Your instructions: Identify the lines that contain the string "name", then copy each of them.

[Saved entries]
○ ○ ○ ○
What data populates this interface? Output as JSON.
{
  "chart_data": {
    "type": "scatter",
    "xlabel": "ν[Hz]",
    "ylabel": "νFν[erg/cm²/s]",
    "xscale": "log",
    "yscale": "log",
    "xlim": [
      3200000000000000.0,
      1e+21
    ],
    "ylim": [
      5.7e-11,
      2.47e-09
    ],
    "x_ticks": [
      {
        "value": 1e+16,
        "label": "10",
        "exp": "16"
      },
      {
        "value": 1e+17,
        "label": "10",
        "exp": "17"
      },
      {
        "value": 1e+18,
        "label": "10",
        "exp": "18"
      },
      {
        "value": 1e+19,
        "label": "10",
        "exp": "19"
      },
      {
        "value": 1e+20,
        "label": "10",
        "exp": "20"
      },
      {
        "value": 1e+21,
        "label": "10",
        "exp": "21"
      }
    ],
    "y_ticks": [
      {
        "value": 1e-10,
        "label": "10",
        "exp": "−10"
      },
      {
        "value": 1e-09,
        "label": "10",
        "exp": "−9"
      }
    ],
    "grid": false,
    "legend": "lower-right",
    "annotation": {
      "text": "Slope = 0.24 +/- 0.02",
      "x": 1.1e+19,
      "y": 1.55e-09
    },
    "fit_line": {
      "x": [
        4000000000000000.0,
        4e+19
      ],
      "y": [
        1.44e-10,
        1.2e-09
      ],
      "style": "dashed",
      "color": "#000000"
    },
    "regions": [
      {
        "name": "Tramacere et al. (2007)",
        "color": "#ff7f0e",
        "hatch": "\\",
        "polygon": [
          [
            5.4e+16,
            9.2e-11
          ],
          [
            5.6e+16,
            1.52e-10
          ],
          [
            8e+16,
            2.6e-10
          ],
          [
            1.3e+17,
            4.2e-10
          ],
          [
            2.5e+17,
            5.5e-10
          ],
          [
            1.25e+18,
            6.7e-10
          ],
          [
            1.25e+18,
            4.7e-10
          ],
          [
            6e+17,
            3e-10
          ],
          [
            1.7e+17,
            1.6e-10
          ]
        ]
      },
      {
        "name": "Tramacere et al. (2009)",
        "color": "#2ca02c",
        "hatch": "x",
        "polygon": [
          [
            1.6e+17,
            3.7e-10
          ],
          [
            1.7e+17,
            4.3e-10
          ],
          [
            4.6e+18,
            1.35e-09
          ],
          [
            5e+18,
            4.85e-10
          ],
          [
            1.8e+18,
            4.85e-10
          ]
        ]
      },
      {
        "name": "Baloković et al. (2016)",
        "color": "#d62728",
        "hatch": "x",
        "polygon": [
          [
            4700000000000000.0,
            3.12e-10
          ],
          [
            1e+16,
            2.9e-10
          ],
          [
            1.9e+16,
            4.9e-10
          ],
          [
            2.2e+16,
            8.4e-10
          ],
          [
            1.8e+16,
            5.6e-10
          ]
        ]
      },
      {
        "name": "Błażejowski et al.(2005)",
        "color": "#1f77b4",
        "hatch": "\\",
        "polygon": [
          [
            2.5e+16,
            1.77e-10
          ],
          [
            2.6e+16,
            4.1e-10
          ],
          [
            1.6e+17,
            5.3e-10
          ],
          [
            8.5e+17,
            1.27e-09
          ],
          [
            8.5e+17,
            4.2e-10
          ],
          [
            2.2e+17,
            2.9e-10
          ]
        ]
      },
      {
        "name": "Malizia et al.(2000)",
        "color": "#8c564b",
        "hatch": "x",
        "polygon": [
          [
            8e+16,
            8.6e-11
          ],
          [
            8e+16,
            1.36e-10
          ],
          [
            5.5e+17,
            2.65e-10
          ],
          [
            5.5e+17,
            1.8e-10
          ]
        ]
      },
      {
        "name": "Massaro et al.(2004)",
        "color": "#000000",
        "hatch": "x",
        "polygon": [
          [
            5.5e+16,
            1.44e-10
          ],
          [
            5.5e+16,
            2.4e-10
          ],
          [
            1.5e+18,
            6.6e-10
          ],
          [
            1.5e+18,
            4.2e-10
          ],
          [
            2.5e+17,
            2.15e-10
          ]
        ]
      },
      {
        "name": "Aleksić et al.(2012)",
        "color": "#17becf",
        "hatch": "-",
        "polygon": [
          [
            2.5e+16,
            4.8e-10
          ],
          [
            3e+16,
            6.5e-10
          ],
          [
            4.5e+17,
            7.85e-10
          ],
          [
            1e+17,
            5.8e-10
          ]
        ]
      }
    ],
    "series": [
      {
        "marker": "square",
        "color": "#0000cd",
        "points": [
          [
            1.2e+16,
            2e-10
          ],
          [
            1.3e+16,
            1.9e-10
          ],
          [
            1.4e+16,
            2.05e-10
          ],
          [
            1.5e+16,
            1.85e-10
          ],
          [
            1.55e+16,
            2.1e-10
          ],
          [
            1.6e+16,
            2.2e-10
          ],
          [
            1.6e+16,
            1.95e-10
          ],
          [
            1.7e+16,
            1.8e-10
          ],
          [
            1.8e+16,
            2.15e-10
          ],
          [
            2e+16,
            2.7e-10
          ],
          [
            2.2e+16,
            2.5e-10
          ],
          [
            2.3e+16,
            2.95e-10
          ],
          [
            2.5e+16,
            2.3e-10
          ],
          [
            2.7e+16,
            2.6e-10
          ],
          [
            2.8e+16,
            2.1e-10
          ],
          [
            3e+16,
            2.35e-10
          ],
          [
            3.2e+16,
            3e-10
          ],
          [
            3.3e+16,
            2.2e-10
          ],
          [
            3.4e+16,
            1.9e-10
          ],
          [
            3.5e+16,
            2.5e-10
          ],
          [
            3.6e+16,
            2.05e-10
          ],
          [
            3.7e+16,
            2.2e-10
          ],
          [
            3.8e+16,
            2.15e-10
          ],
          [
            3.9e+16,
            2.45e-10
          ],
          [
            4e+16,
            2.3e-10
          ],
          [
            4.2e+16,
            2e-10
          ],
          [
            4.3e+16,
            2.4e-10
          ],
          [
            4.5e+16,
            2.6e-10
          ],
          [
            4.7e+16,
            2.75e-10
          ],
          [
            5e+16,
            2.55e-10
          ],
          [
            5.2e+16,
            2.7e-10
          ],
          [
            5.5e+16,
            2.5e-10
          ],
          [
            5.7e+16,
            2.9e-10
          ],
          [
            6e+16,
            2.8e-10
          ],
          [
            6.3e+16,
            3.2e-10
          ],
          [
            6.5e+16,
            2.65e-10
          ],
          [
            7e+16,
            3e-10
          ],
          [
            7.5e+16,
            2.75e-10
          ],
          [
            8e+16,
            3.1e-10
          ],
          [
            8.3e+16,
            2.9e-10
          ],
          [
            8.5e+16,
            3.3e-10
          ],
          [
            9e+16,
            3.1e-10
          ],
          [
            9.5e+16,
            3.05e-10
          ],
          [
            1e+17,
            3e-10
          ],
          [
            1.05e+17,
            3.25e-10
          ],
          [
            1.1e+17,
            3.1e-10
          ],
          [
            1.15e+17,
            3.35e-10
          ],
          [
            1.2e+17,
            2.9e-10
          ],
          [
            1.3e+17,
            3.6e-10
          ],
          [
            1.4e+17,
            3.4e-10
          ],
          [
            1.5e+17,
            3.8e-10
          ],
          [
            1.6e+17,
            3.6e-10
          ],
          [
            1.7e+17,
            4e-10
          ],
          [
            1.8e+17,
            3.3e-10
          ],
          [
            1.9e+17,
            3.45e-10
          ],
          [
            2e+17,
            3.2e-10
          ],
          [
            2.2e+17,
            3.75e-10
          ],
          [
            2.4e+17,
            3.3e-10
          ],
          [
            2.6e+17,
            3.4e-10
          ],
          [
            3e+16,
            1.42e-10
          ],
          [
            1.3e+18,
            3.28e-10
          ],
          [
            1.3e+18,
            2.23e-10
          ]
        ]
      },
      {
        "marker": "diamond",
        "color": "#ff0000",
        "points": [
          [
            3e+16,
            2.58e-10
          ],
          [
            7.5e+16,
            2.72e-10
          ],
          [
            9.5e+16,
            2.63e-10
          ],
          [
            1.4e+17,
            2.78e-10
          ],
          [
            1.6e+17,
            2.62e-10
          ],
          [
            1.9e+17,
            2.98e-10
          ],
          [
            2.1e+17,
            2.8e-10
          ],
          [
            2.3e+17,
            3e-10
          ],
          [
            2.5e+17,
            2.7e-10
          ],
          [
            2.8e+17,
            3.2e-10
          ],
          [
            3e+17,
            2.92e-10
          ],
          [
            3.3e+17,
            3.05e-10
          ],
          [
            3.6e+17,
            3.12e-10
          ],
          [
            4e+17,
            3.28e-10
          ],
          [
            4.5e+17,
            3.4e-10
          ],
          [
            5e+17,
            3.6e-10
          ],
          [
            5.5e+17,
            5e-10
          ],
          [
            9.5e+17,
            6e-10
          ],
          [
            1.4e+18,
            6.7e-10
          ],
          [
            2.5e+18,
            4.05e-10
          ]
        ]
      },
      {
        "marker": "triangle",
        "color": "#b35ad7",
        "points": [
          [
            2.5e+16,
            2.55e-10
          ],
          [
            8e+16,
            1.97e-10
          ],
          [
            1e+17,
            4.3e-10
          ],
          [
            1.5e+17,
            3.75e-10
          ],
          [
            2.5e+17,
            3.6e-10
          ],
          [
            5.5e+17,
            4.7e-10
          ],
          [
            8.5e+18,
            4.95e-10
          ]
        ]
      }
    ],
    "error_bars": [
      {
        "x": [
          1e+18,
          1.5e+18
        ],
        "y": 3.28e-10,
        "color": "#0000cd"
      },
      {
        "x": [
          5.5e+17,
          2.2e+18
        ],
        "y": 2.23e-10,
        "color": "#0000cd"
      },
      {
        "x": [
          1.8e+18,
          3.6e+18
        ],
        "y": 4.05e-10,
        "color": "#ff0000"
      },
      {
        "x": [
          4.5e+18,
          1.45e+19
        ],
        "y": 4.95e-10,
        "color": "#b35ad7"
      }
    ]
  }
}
○ ○ ○ ○
Response:
        "name": "Tramacere et al. (2007)",
        "name": "Tramacere et al. (2009)",
        "name": "Baloković et al. (2016)",
        "name": "Błażejowski et al.(2005)",
        "name": "Malizia et al.(2000)",
        "name": "Massaro et al.(2004)",
        "name": "Aleksić et al.(2012)",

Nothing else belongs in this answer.